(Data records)
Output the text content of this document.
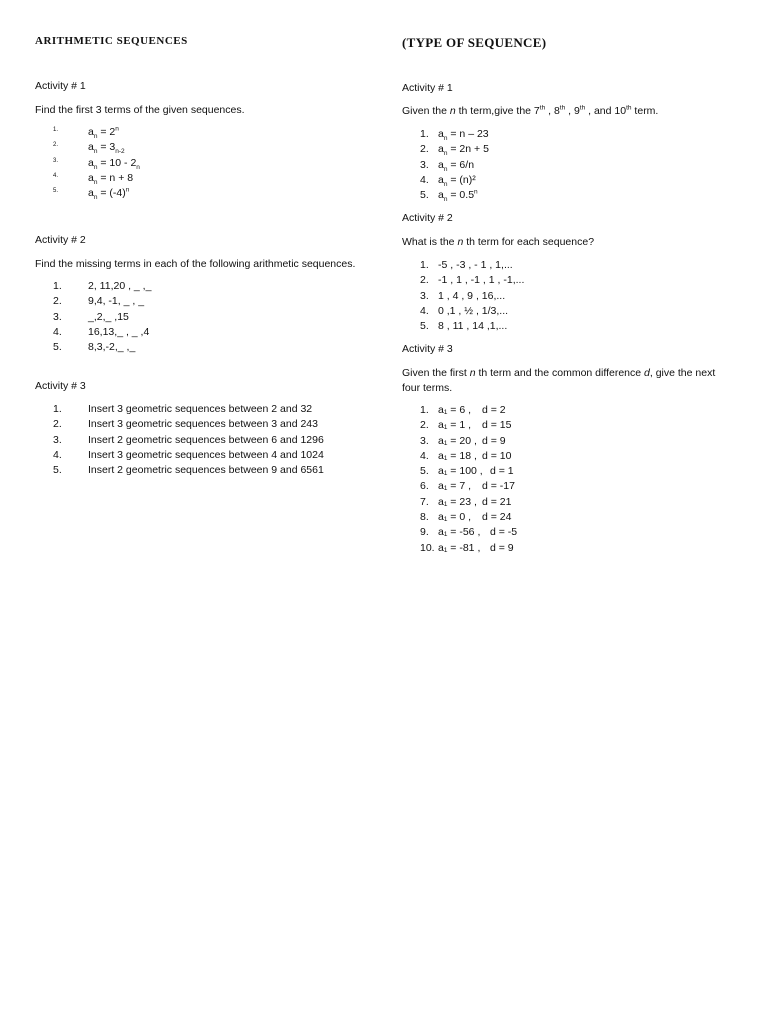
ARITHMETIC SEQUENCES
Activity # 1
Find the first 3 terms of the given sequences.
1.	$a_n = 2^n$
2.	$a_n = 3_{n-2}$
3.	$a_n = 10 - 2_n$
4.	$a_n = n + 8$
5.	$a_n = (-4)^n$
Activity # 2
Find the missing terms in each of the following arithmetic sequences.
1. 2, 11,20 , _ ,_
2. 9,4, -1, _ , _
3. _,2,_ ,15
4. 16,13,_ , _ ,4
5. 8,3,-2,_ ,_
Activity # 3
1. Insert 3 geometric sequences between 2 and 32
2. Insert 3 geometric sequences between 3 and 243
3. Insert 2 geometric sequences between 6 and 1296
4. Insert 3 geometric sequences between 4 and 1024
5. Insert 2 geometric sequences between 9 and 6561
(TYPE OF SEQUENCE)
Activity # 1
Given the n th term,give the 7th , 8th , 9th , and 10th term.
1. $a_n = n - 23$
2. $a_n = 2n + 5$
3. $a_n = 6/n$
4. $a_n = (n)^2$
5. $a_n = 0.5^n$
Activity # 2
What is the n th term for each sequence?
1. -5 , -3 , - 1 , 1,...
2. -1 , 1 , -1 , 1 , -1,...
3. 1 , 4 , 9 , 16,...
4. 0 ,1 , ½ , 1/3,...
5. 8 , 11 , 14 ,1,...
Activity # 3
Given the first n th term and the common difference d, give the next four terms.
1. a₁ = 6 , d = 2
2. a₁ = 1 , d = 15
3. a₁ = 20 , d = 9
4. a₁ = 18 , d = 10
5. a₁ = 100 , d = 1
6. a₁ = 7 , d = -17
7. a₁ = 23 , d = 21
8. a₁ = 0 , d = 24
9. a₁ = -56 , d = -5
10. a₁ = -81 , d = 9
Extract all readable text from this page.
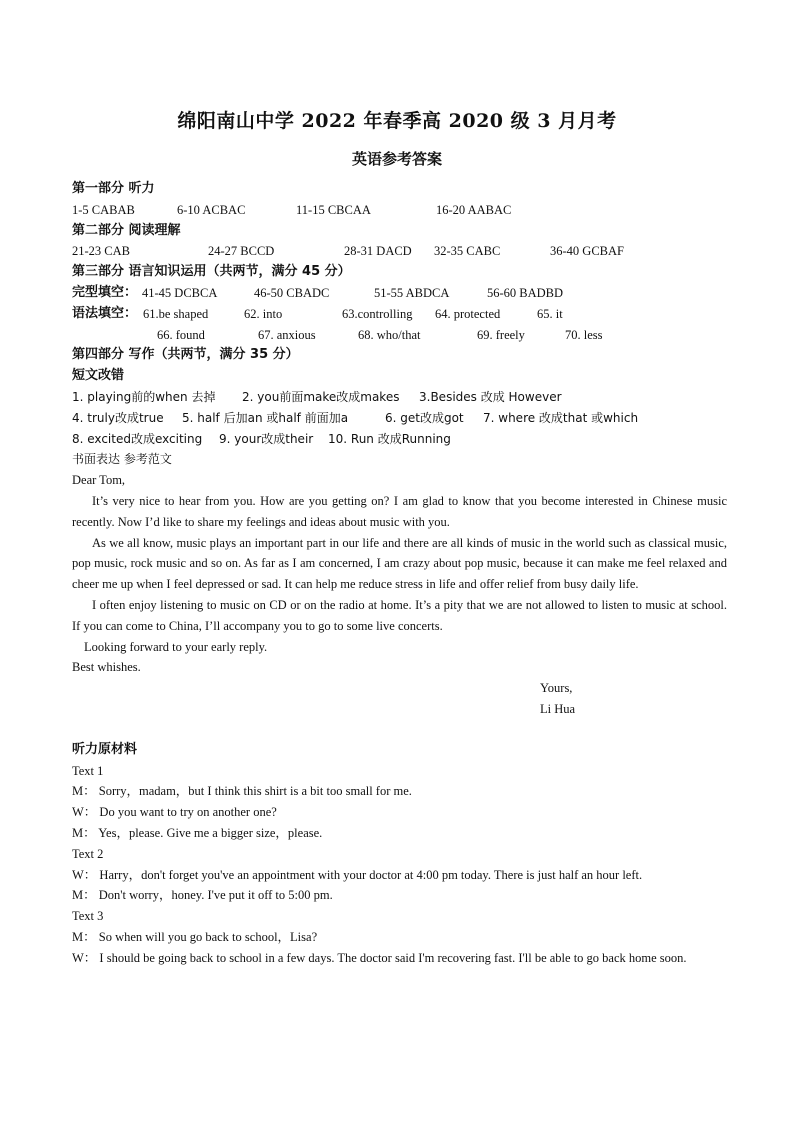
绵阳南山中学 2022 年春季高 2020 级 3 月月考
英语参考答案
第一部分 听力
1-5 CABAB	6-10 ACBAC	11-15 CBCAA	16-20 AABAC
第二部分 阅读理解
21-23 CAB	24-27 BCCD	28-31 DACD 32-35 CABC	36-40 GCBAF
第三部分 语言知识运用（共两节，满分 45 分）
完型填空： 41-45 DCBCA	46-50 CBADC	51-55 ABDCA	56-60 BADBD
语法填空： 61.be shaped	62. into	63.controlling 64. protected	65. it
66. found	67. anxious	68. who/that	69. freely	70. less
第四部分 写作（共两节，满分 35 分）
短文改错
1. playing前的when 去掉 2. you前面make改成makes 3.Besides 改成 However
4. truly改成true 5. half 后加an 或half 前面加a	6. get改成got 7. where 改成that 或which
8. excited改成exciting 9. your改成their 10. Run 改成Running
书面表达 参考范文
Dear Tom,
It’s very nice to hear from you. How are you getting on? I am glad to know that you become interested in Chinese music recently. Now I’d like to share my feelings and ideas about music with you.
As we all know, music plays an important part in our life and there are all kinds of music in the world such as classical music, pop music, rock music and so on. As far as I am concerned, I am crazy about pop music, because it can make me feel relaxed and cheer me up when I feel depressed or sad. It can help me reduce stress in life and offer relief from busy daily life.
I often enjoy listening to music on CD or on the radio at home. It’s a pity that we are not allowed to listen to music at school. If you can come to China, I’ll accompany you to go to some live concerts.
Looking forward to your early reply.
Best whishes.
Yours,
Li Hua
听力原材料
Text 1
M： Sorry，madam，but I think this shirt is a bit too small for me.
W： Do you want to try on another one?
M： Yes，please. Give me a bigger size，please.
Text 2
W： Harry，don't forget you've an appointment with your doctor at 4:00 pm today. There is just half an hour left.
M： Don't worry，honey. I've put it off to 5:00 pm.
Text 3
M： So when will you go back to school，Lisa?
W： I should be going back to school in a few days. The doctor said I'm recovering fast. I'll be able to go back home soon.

### Brief
Report how many lines in the records hold the word "between", giving the number and nothing else.

### Task result
5